***** MATERIAL PROVIDED

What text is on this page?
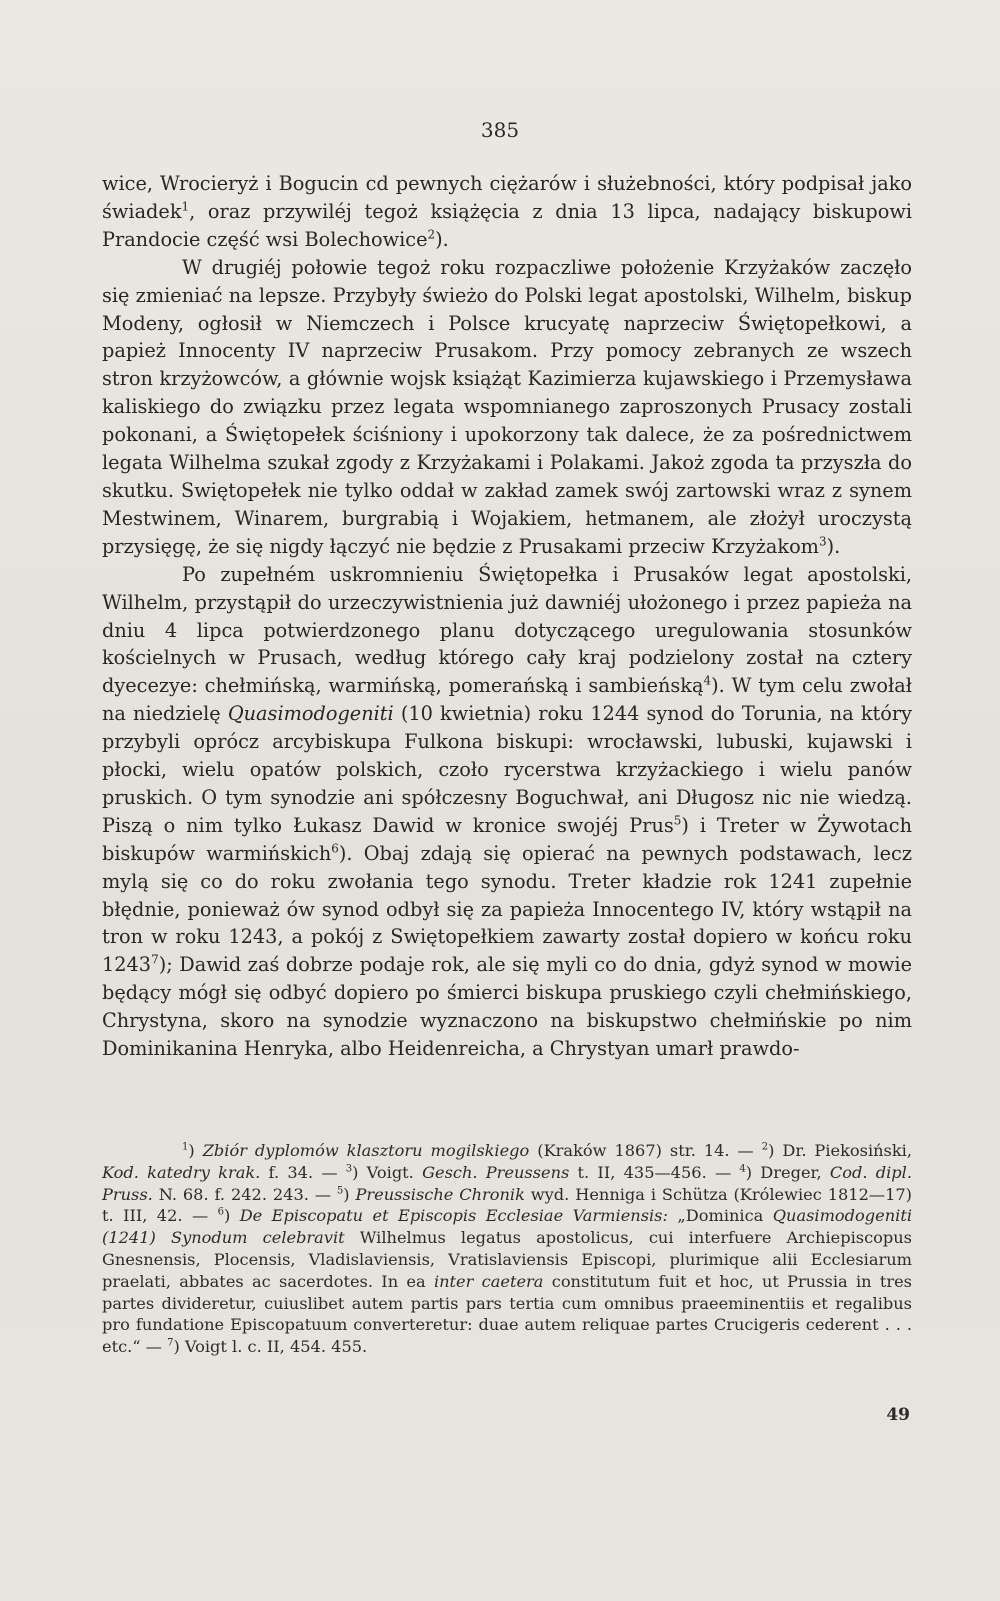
385

wice, Wrocieryż i Bogucin cd pewnych ciężarów i służebności, który podpisał jako świadek$^1$, oraz przywiléj tegoż książęcia z dnia 13 lipca, nadający biskupowi Prandocie część wsi Bolechowice$^2$).

W drugiéj połowie tegoż roku rozpaczliwe położenie Krzyżaków zaczęło się zmieniać na lepsze. Przybyły świeżo do Polski legat apostolski, Wilhelm, biskup Modeny, ogłosił w Niemczech i Polsce krucyatę naprzeciw Świętopełkowi, a papież Innocenty IV naprzeciw Prusakom. Przy pomocy zebranych ze wszech stron krzyżowców, a głównie wojsk książąt Kazimierza kujawskiego i Przemysława kaliskiego do związku przez legata wspomnianego zaproszonych Prusacy zostali pokonani, a Świętopełek ściśniony i upokorzony tak dalece, że za pośrednictwem legata Wilhelma szukał zgody z Krzyżakami i Polakami. Jakoż zgoda ta przyszła do skutku. Swiętopełek nie tylko oddał w zakład zamek swój zartowski wraz z synem Mestwinem, Winarem, burgrabią i Wojakiem, hetmanem, ale złożył uroczystą przysięgę, że się nigdy łączyć nie będzie z Prusakami przeciw Krzyżakom$^3$).

Po zupełném uskromnieniu Świętopełka i Prusaków legat apostolski, Wilhelm, przystąpił do urzeczywistnienia już dawniéj ułożonego i przez papieża na dniu 4 lipca potwierdzonego planu dotyczącego uregulowania stosunków kościelnych w Prusach, według którego cały kraj podzielony został na cztery dyecezye: chełmińską, warmińską, pomerańską i sambieńską$^4$). W tym celu zwołał na niedzielę Quasimodogeniti (10 kwietnia) roku 1244 synod do Torunia, na który przybyli oprócz arcybiskupa Fulkona biskupi: wrocławski, lubuski, kujawski i płocki, wielu opatów polskich, czoło rycerstwa krzyżackiego i wielu panów pruskich. O tym synodzie ani spółczesny Boguchwał, ani Długosz nic nie wiedzą. Piszą o nim tylko Łukasz Dawid w kronice swojéj Prus$^5$) i Treter w Żywotach biskupów warmińskich$^6$). Obaj zdają się opierać na pewnych podstawach, lecz mylą się co do roku zwołania tego synodu. Treter kładzie rok 1241 zupełnie błędnie, ponieważ ów synod odbył się za papieża Innocentego IV, który wstąpił na tron w roku 1243, a pokój z Swiętopełkiem zawarty został dopiero w końcu roku 1243$^7$); Dawid zaś dobrze podaje rok, ale się myli co do dnia, gdyż synod w mowie będący mógł się odbyć dopiero po śmierci biskupa pruskiego czyli chełmińskiego, Chrystyna, skoro na synodzie wyznaczono na biskupstwo chełmińskie po nim Dominikanina Henryka, albo Heidenreicha, a Chrystyan umarł prawdo-

$^1$) Zbiór dyplomów klasztoru mogilskiego (Kraków 1867) str. 14. — $^2$) Dr. Piekosiński, Kod. katedry krak. f. 34. — $^3$) Voigt. Gesch. Preussens t. II, 435—456. — $^4$) Dreger, Cod. dipl. Pruss. N. 68. f. 242. 243. — $^5$) Preussische Chronik wyd. Henniga i Schütza (Królewiec 1812—17) t. III, 42. — $^6$) De Episcopatu et Episcopis Ecclesiae Varmiensis: „Dominica Quasimodogeniti (1241) Synodum celebravit Wilhelmus legatus apostolicus, cui interfuere Archiepiscopus Gnesnensis, Plocensis, Vladislaviensis, Vratislaviensis Episcopi, plurimique alii Ecclesiarum praelati, abbates ac sacerdotes. In ea inter caetera constitutum fuit et hoc, ut Prussia in tres partes divideretur, cuiuslibet autem partis pars tertia cum omnibus praeeminentiis et regalibus pro fundatione Episcopatuum converteretur: duae autem reliquae partes Crucigeris cederent . . . etc.“ — $^7$) Voigt l. c. II, 454. 455.

49
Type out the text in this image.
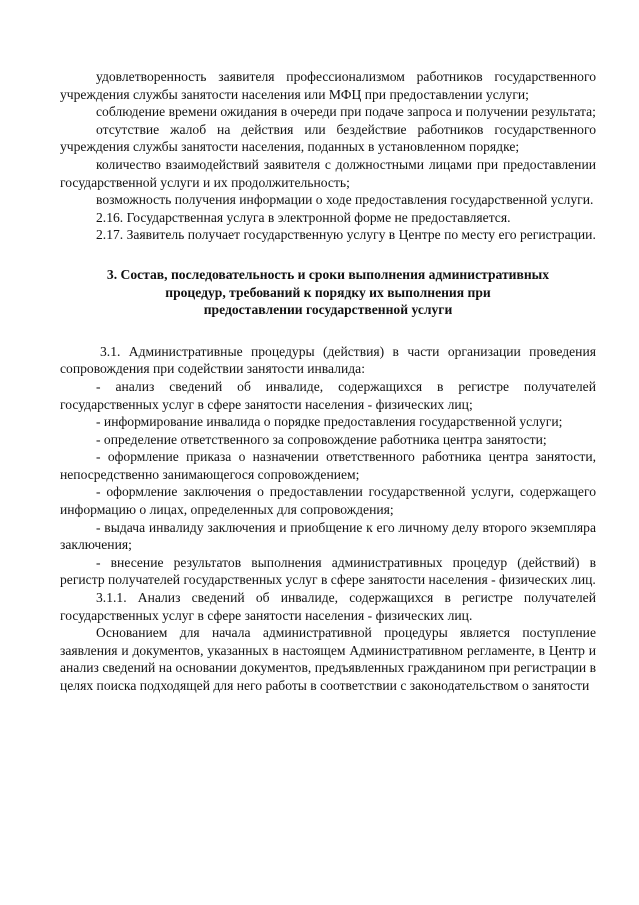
удовлетворенность заявителя профессионализмом работников государственного учреждения службы занятости населения или МФЦ при предоставлении услуги;

соблюдение времени ожидания в очереди при подаче запроса и получении результата;

отсутствие жалоб на действия или бездействие работников государственного учреждения службы занятости населения, поданных в установленном порядке;

количество взаимодействий заявителя с должностными лицами при предоставлении государственной услуги и их продолжительность;

возможность получения информации о ходе предоставления государственной услуги.

2.16. Государственная услуга в электронной форме не предоставляется.

2.17. Заявитель получает государственную услугу в Центре по месту его регистрации.

3. Состав, последовательность и сроки выполнения административных
процедур, требований к порядку их выполнения при
предоставлении государственной услуги

3.1. Административные процедуры (действия) в части организации проведения сопровождения при содействии занятости инвалида:

- анализ сведений об инвалиде, содержащихся в регистре получателей государственных услуг в сфере занятости населения - физических лиц;

- информирование инвалида о порядке предоставления государственной услуги;

- определение ответственного за сопровождение работника центра занятости;

- оформление приказа о назначении ответственного работника центра занятости, непосредственно занимающегося сопровождением;

- оформление заключения о предоставлении государственной услуги, содержащего информацию о лицах, определенных для сопровождения;

- выдача инвалиду заключения и приобщение к его личному делу второго экземпляра заключения;

- внесение результатов выполнения административных процедур (действий) в регистр получателей государственных услуг в сфере занятости населения - физических лиц.

3.1.1. Анализ сведений об инвалиде, содержащихся в регистре получателей государственных услуг в сфере занятости населения - физических лиц.

Основанием для начала административной процедуры является поступление заявления и документов, указанных в настоящем Административном регламенте, в Центр и анализ сведений на основании документов, предъявленных гражданином при регистрации в целях поиска подходящей для него работы в соответствии с законодательством о занятости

**********

▶ [GOAL]: Repeat the records above exactly, leaving out the pictures.

▶ [TASK RESULT]:
What text is on this page?
385

wice, Wrocieryż i Bogucin cd pewnych ciężarów i służebności, który podpisał jako świadek$^1$, oraz przywiléj tegoż książęcia z dnia 13 lipca, nadający biskupowi Prandocie część wsi Bolechowice$^2$).

W drugiéj połowie tegoż roku rozpaczliwe położenie Krzyżaków zaczęło się zmieniać na lepsze. Przybyły świeżo do Polski legat apostolski, Wilhelm, biskup Modeny, ogłosił w Niemczech i Polsce krucyatę naprzeciw Świętopełkowi, a papież Innocenty IV naprzeciw Prusakom. Przy pomocy zebranych ze wszech stron krzyżowców, a głównie wojsk książąt Kazimierza kujawskiego i Przemysława kaliskiego do związku przez legata wspomnianego zaproszonych Prusacy zostali pokonani, a Świętopełek ściśniony i upokorzony tak dalece, że za pośrednictwem legata Wilhelma szukał zgody z Krzyżakami i Polakami. Jakoż zgoda ta przyszła do skutku. Swiętopełek nie tylko oddał w zakład zamek swój zartowski wraz z synem Mestwinem, Winarem, burgrabią i Wojakiem, hetmanem, ale złożył uroczystą przysięgę, że się nigdy łączyć nie będzie z Prusakami przeciw Krzyżakom$^3$).

Po zupełném uskromnieniu Świętopełka i Prusaków legat apostolski, Wilhelm, przystąpił do urzeczywistnienia już dawniéj ułożonego i przez papieża na dniu 4 lipca potwierdzonego planu dotyczącego uregulowania stosunków kościelnych w Prusach, według którego cały kraj podzielony został na cztery dyecezye: chełmińską, warmińską, pomerańską i sambieńską$^4$). W tym celu zwołał na niedzielę Quasimodogeniti (10 kwietnia) roku 1244 synod do Torunia, na który przybyli oprócz arcybiskupa Fulkona biskupi: wrocławski, lubuski, kujawski i płocki, wielu opatów polskich, czoło rycerstwa krzyżackiego i wielu panów pruskich. O tym synodzie ani spółczesny Boguchwał, ani Długosz nic nie wiedzą. Piszą o nim tylko Łukasz Dawid w kronice swojéj Prus$^5$) i Treter w Żywotach biskupów warmińskich$^6$). Obaj zdają się opierać na pewnych podstawach, lecz mylą się co do roku zwołania tego synodu. Treter kładzie rok 1241 zupełnie błędnie, ponieważ ów synod odbył się za papieża Innocentego IV, który wstąpił na tron w roku 1243, a pokój z Swiętopełkiem zawarty został dopiero w końcu roku 1243$^7$); Dawid zaś dobrze podaje rok, ale się myli co do dnia, gdyż synod w mowie będący mógł się odbyć dopiero po śmierci biskupa pruskiego czyli chełmińskiego, Chrystyna, skoro na synodzie wyznaczono na biskupstwo chełmińskie po nim Dominikanina Henryka, albo Heidenreicha, a Chrystyan umarł prawdo-

$^1$) Zbiór dyplomów klasztoru mogilskiego (Kraków 1867) str. 14. — $^2$) Dr. Piekosiński, Kod. katedry krak. f. 34. — $^3$) Voigt. Gesch. Preussens t. II, 435—456. — $^4$) Dreger, Cod. dipl. Pruss. N. 68. f. 242. 243. — $^5$) Preussische Chronik wyd. Henniga i Schütza (Królewiec 1812—17) t. III, 42. — $^6$) De Episcopatu et Episcopis Ecclesiae Varmiensis: „Dominica Quasimodogeniti (1241) Synodum celebravit Wilhelmus legatus apostolicus, cui interfuere Archiepiscopus Gnesnensis, Plocensis, Vladislaviensis, Vratislaviensis Episcopi, plurimique alii Ecclesiarum praelati, abbates ac sacerdotes. In ea inter caetera constitutum fuit et hoc, ut Prussia in tres partes divideretur, cuiuslibet autem partis pars tertia cum omnibus praeeminentiis et regalibus pro fundatione Episcopatuum converteretur: duae autem reliquae partes Crucigeris cederent . . . etc.“ — $^7$) Voigt l. c. II, 454. 455.

49
Type out the text in this image.
удовлетворенность заявителя профессионализмом работников государственного учреждения службы занятости населения или МФЦ при предоставлении услуги;

соблюдение времени ожидания в очереди при подаче запроса и получении результата;

отсутствие жалоб на действия или бездействие работников государственного учреждения службы занятости населения, поданных в установленном порядке;

количество взаимодействий заявителя с должностными лицами при предоставлении государственной услуги и их продолжительность;

возможность получения информации о ходе предоставления государственной услуги.

2.16. Государственная услуга в электронной форме не предоставляется.

2.17. Заявитель получает государственную услугу в Центре по месту его регистрации.

3. Состав, последовательность и сроки выполнения административных
процедур, требований к порядку их выполнения при
предоставлении государственной услуги

3.1. Административные процедуры (действия) в части организации проведения сопровождения при содействии занятости инвалида:

- анализ сведений об инвалиде, содержащихся в регистре получателей государственных услуг в сфере занятости населения - физических лиц;

- информирование инвалида о порядке предоставления государственной услуги;

- определение ответственного за сопровождение работника центра занятости;

- оформление приказа о назначении ответственного работника центра занятости, непосредственно занимающегося сопровождением;

- оформление заключения о предоставлении государственной услуги, содержащего информацию о лицах, определенных для сопровождения;

- выдача инвалиду заключения и приобщение к его личному делу второго экземпляра заключения;

- внесение результатов выполнения административных процедур (действий) в регистр получателей государственных услуг в сфере занятости населения - физических лиц.

3.1.1. Анализ сведений об инвалиде, содержащихся в регистре получателей государственных услуг в сфере занятости населения - физических лиц.

Основанием для начала административной процедуры является поступление заявления и документов, указанных в настоящем Административном регламенте, в Центр и анализ сведений на основании документов, предъявленных гражданином при регистрации в целях поиска подходящей для него работы в соответствии с законодательством о занятости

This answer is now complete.